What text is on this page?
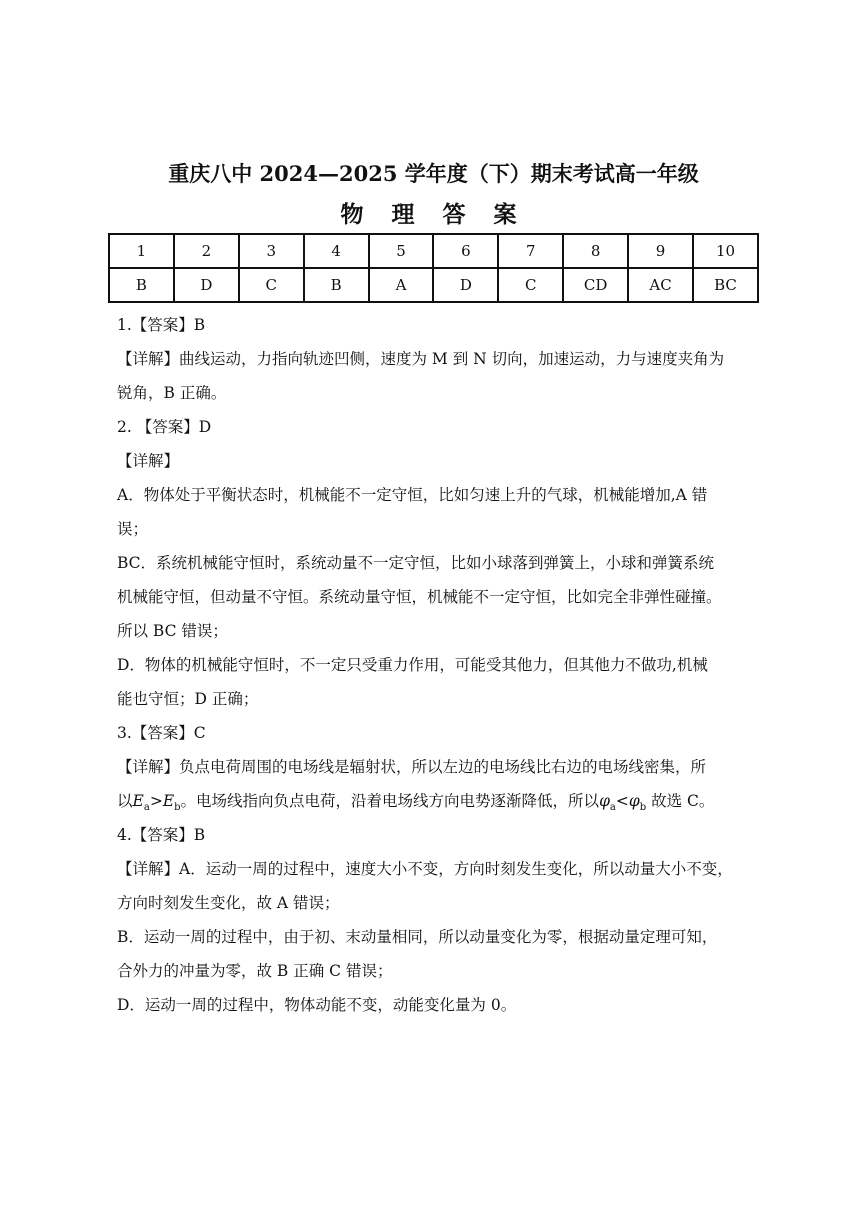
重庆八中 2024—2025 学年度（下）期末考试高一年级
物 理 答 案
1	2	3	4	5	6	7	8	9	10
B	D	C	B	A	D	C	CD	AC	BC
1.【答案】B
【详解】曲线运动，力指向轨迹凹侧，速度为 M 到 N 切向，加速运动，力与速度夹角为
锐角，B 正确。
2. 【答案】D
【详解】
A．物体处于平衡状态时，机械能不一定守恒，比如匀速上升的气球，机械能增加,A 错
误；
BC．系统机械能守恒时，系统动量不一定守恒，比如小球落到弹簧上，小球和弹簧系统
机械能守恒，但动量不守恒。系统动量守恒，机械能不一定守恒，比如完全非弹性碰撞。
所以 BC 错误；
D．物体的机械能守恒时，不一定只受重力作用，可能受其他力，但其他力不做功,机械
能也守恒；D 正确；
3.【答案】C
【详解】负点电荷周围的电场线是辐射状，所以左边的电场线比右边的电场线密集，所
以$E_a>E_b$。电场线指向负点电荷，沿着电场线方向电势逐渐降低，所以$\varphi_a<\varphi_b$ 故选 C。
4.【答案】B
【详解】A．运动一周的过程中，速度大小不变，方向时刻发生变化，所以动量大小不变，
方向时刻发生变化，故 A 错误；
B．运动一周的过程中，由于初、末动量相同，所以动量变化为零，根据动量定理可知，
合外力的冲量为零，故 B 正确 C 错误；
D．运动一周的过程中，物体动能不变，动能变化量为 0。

WORK REQUIRED
Pull every line containing "方向时刻发生变化" from the material above.

TASK OUTPUT
【详解】A．运动一周的过程中，速度大小不变，方向时刻发生变化，所以动量大小不变，
方向时刻发生变化，故 A 错误；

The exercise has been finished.